» **What is required**: Answer with a single number, the count of lines holding the word "maximum".

Saved entries
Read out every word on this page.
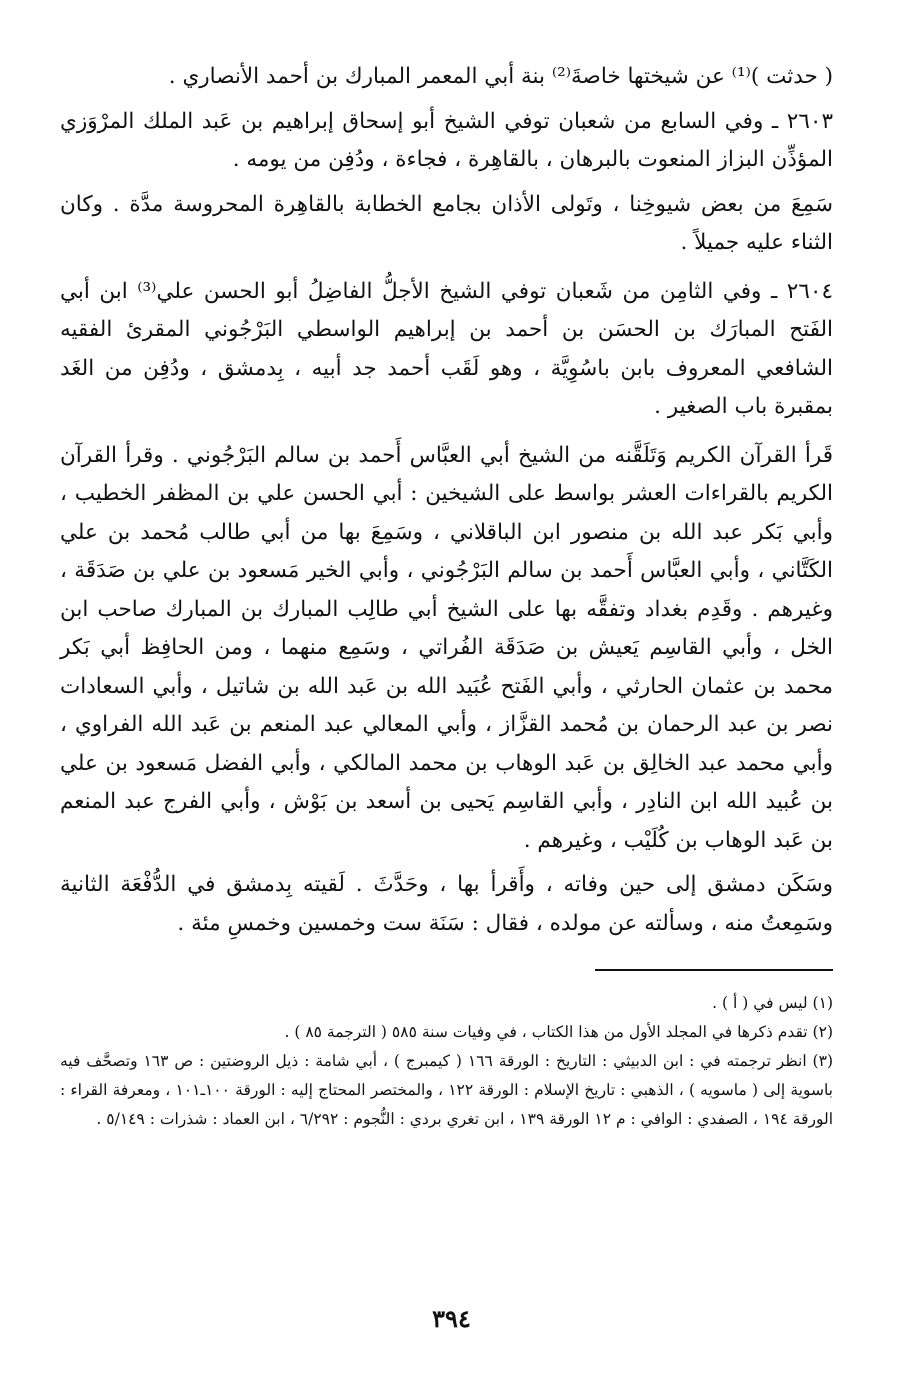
( حدثت )⁽¹⁾ عن شيختها خاصةَ⁽²⁾ بنة أبي المعمر المبارك بن أحمد الأنصاري .

٢٦٠٣ ـ وفي السابع من شعبان توفي الشيخ أبو إسحاق إبراهيم بن عَبد الملك المرْوَزي المؤذِّن البزاز المنعوت بالبرهان ، بالقاهِرة ، فجاءة ، ودُفِن من يومه .

سَمِعَ من بعض شيوخِنا ، وتَولى الأذان بجامع الخطابة بالقاهِرة المحروسة مدَّة . وكان الثناء عليه جميلاً .

٢٦٠٤ ـ وفي الثامِن من شَعبان توفي الشيخ الأجلُّ الفاضِلُ أبو الحسن علي⁽³⁾ ابن أبي الفَتح المبارَك بن الحسَن بن أحمد بن إبراهيم الواسطي البَرْجُوني المقرئ الفقيه الشافعي المعروف بابن باسُوِيَّة ، وهو لَقَب أحمد جد أبيه ، بِدمشق ، ودُفِن من الغَد بمقبرة باب الصغير .

قَرأ القرآن الكريم وَتَلَقَّنه من الشيخ أبي العبَّاس أَحمد بن سالم البَرْجُوني . وقرأ القرآن الكريم بالقراءات العشر بواسط على الشيخين : أبي الحسن علي بن المظفر الخطيب ، وأبي بَكر عبد الله بن منصور ابن الباقلاني ، وسَمِعَ بها من أبي طالب مُحمد بن علي الكَتَّاني ، وأبي العبَّاس أَحمد بن سالم البَرْجُوني ، وأبي الخير مَسعود بن علي بن صَدَقَة ، وغيرهم . وقَدِم بغداد وتفقَّه بها على الشيخ أبي طالِب المبارك بن المبارك صاحب ابن الخل ، وأبي القاسِم يَعيش بن صَدَقَة الفُراتي ، وسَمِع منهما ، ومن الحافِظ أبي بَكر محمد بن عثمان الحارثي ، وأبي الفَتح عُبَيد الله بن عَبد الله بن شاتيل ، وأبي السعادات نصر بن عبد الرحمان بن مُحمد القزَّاز ، وأبي المعالي عبد المنعم بن عَبد الله الفراوي ، وأبي محمد عبد الخالِق بن عَبد الوهاب بن محمد المالكي ، وأبي الفضل مَسعود بن علي بن عُبيد الله ابن النادِر ، وأبي القاسِم يَحيى بن أسعد بن بَوْش ، وأبي الفرج عبد المنعم بن عَبد الوهاب بن كُلَيْب ، وغيرهم .

وسَكَن دمشق إلى حين وفاته ، وأَقرأ بها ، وحَدَّثَ . لَقيته بِدمشق في الدُّفْعَة الثانية وسَمِعتُ منه ، وسألته عن مولده ، فقال : سَنَة ست وخمسين وخمسِ مئة .

(١) ليس في ( أ ) .

(٢) تقدم ذكرها في المجلد الأول من هذا الكتاب ، في وفيات سنة ٥٨٥ ( الترجمة ٨٥ ) .

(٣) انظر ترجمته في : ابن الدبيثي : التاريخ : الورقة ١٦٦ ( كيمبرج ) ، أبي شامة : ذيل الروضتين : ص ١٦٣ وتصحَّف فيه باسوية إلى ( ماسويه ) ، الذهبي : تاريخ الإسلام : الورقة ١٢٢ ، والمختصر المحتاج إليه : الورقة ١٠٠ـ١٠١ ، ومعرفة القراء : الورقة ١٩٤ ، الصفدي : الوافي : م ١٢ الورقة ١٣٩ ، ابن تغري بردي : النُّجوم : ٦/٢٩٢ ، ابن العماد : شذرات : ٥/١٤٩ .

٣٩٤
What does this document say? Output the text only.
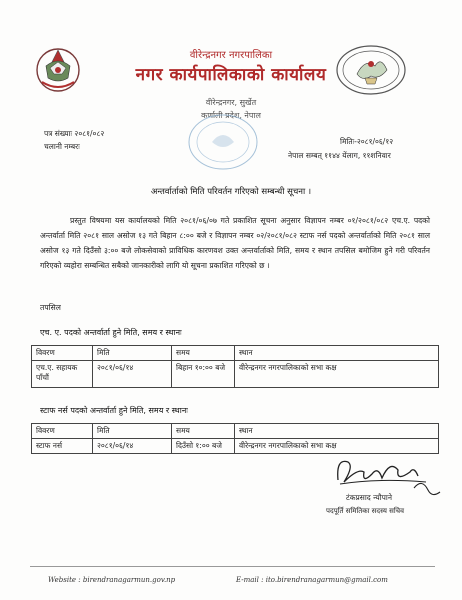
वीरेन्द्रनगर नगरपालिका
नगर कार्यपालिकाको कार्यालय
वीरेन्द्रनगर, सुर्खेत
कर्णाली प्रदेश, नेपाल
पत्र संख्याः २०८१/०८२
चलानी नम्बरः
मितिः-२०८१/०६/१२
नेपाल सम्बत् ११४४ येंलाग, ११शनिवार
अन्तर्वार्ताको मिति परिवर्तन गरिएको सम्बन्धी सूचना ।
प्रस्तुत विषयमा यस कार्यालयको मिति २०८१/०६/०७ गते प्रकाशित सूचना अनुसार विज्ञापन नम्बर ०१/२०८१/०८२ एच.ए. पदको अन्तर्वार्ता मिति २०८१ साल असोज १३ गते बिहान ८:०० बजे र विज्ञापन नम्बर ०२/२०८१/०८२ स्टाफ नर्स पदको अन्तर्वार्ताको मिति २०८१ साल असोज १३ गते दिउँसो ३:०० बजे लोकसेवाको प्राविधिक कारणवश उक्त अन्तर्वार्ताको मिति, समय र स्थान तपसिल बमोजिम हुने गरी परिवर्तन गरिएको व्यहोरा सम्बन्धित सबैको जानकारीको लागि यो सूचना प्रकाशित गरिएको छ ।
तपसिल
एच. ए. पदको अन्तर्वार्ता हुने मिति, समय र स्थानः
विवरण	मिति	समय	स्थान
एच.ए. सहायक पाँचौं	२०८१/०६/१४	बिहान १०:०० बजे	वीरेन्द्रनगर नगरपालिकाको सभा कक्ष
स्टाफ नर्स पदको अन्तर्वार्ता हुने मिति, समय र स्थानः
विवरण	मिति	समय	स्थान
स्टाफ नर्स	२०८१/०६/१४	दिउँसो १:०० बजे	वीरेन्द्रनगर नगरपालिकाको सभा कक्ष
टंकप्रसाद न्यौपाने
पदपूर्ति समितिका सदस्य सचिव
Website : birendranagarmun.gov.np	E-mail : ito.birendranagarmun@gmail.com
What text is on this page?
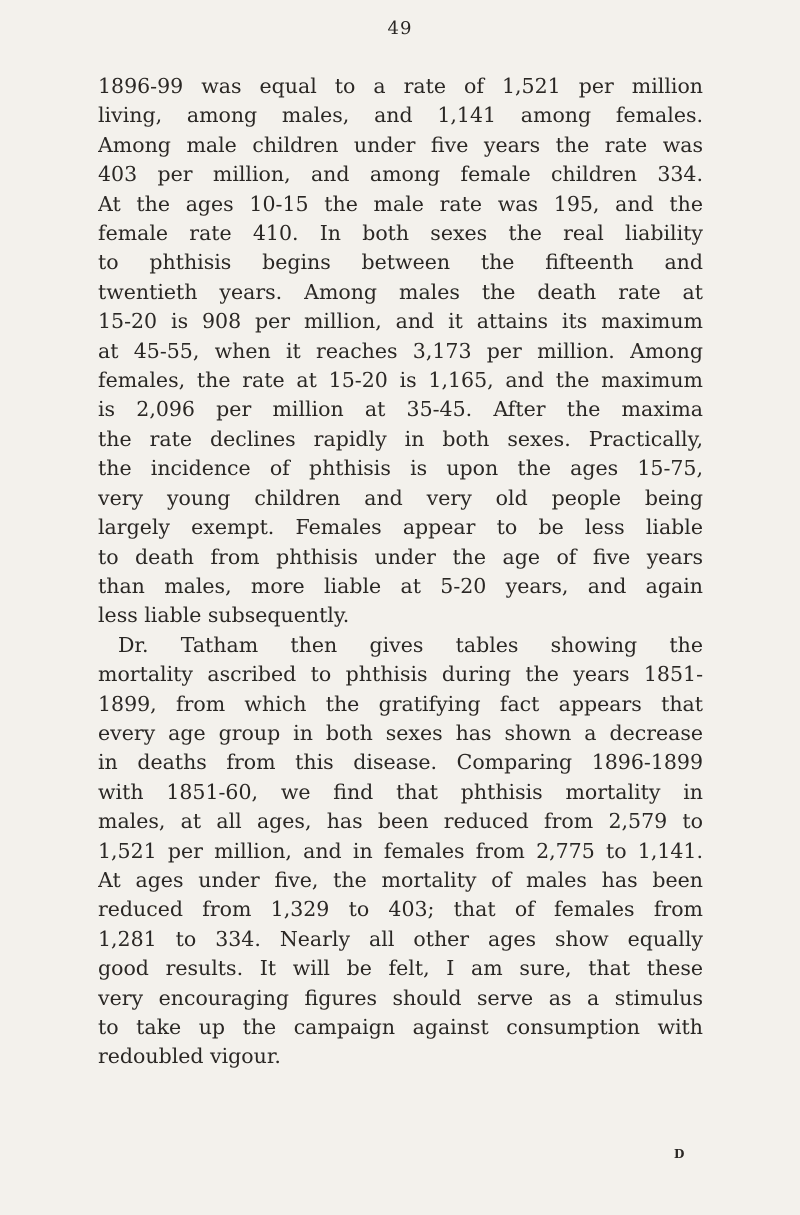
49
1896-99 was equal to a rate of 1,521 per million
living, among males, and 1,141 among females.
Among male children under five years the rate was
403 per million, and among female children 334.
At the ages 10-15 the male rate was 195, and the
female rate 410. In both sexes the real liability
to phthisis begins between the fifteenth and
twentieth years. Among males the death rate at
15-20 is 908 per million, and it attains its maximum
at 45-55, when it reaches 3,173 per million. Among
females, the rate at 15-20 is 1,165, and the maximum
is 2,096 per million at 35-45. After the maxima
the rate declines rapidly in both sexes. Practically,
the incidence of phthisis is upon the ages 15-75,
very young children and very old people being
largely exempt. Females appear to be less liable
to death from phthisis under the age of five years
than males, more liable at 5-20 years, and again
less liable subsequently.
Dr. Tatham then gives tables showing the
mortality ascribed to phthisis during the years 1851-
1899, from which the gratifying fact appears that
every age group in both sexes has shown a decrease
in deaths from this disease. Comparing 1896-1899
with 1851-60, we find that phthisis mortality in
males, at all ages, has been reduced from 2,579 to
1,521 per million, and in females from 2,775 to 1,141.
At ages under five, the mortality of males has been
reduced from 1,329 to 403; that of females from
1,281 to 334. Nearly all other ages show equally
good results. It will be felt, I am sure, that these
very encouraging figures should serve as a stimulus
to take up the campaign against consumption with
redoubled vigour.
D
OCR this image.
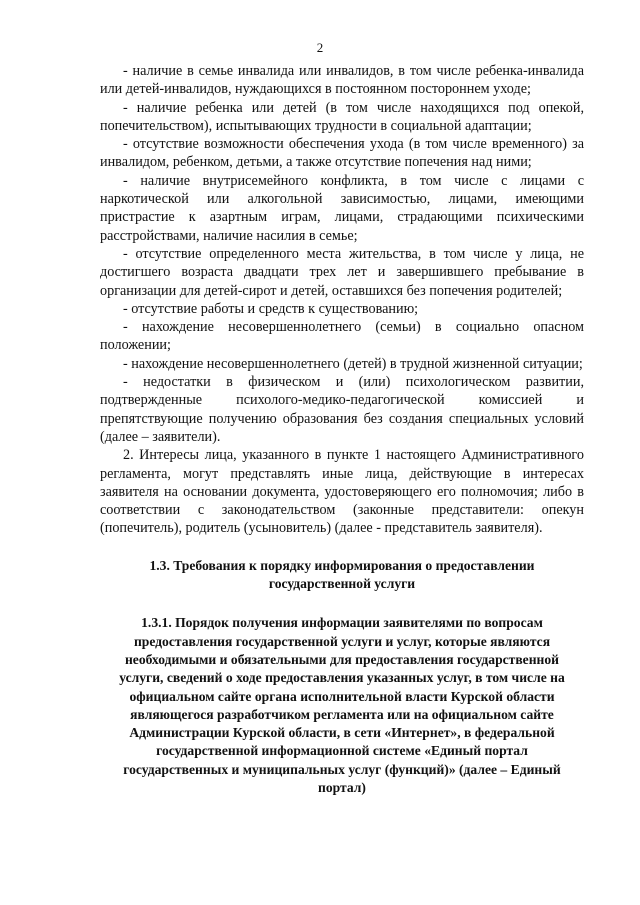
2

- наличие в семье инвалида или инвалидов, в том числе ребенка-инвалида или детей-инвалидов, нуждающихся в постоянном постороннем уходе;

- наличие ребенка или детей (в том числе находящихся под опекой, попечительством), испытывающих трудности в социальной адаптации;

- отсутствие возможности обеспечения ухода (в том числе временного) за инвалидом, ребенком, детьми, а также отсутствие попечения над ними;

- наличие внутрисемейного конфликта, в том числе с лицами с наркотической или алкогольной зависимостью, лицами, имеющими пристрастие к азартным играм, лицами, страдающими психическими расстройствами, наличие насилия в семье;

- отсутствие определенного места жительства, в том числе у лица, не достигшего возраста двадцати трех лет и завершившего пребывание в организации для детей-сирот и детей, оставшихся без попечения родителей;

- отсутствие работы и средств к существованию;

- нахождение несовершеннолетнего (семьи) в социально опасном положении;

- нахождение несовершеннолетнего (детей) в трудной жизненной ситуации;

- недостатки в физическом и (или) психологическом развитии, подтвержденные психолого-медико-педагогической комиссией и препятствующие получению образования без создания специальных условий (далее – заявители).

2. Интересы лица, указанного в пункте 1 настоящего Административного регламента, могут представлять иные лица, действующие в интересах заявителя на основании документа, удостоверяющего его полномочия; либо в соответствии с законодательством (законные представители: опекун (попечитель), родитель (усыновитель) (далее - представитель заявителя).

1.3. Требования к порядку информирования о предоставлении государственной услуги

1.3.1. Порядок получения информации заявителями по вопросам предоставления государственной услуги и услуг, которые являются необходимыми и обязательными для предоставления государственной услуги, сведений о ходе предоставления указанных услуг, в том числе на официальном сайте органа исполнительной власти Курской области являющегося разработчиком регламента или на официальном сайте Администрации Курской области, в сети «Интернет», в федеральной государственной информационной системе «Единый портал государственных и муниципальных услуг (функций)» (далее – Единый портал)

» **The answer**: 2